- _WHAT TO PRODUCE_: From the listing below, pull out all lines with "tetapi" in them.

[Collected data]

□ □ □ □

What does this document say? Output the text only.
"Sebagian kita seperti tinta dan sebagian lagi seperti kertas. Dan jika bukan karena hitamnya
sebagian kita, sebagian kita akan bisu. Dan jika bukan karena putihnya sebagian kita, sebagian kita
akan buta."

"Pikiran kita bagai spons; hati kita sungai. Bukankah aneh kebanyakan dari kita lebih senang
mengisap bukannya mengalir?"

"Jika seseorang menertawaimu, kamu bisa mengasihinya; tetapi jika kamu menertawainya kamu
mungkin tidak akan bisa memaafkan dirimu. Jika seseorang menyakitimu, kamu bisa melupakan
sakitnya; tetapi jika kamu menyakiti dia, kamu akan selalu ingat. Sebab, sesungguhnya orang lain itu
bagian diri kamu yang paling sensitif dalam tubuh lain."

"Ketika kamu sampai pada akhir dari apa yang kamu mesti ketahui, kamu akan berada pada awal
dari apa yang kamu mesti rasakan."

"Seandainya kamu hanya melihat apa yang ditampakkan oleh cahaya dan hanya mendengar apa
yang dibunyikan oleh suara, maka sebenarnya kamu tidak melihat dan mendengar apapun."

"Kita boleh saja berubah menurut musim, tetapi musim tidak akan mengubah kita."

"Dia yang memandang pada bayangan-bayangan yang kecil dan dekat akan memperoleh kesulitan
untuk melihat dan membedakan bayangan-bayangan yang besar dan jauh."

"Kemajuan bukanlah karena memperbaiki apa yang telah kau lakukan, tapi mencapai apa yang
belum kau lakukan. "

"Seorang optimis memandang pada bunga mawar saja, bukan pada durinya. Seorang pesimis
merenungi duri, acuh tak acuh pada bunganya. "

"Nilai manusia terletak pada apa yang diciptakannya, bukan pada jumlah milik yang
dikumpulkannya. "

□ □ □ □

- _RESULT OF THE EXERCISE_:
"Jika seseorang menertawaimu, kamu bisa mengasihinya; tetapi jika kamu menertawainya kamu
sakitnya; tetapi jika kamu menyakiti dia, kamu akan selalu ingat. Sebab, sesungguhnya orang lain itu
"Kita boleh saja berubah menurut musim, tetapi musim tidak akan mengubah kita."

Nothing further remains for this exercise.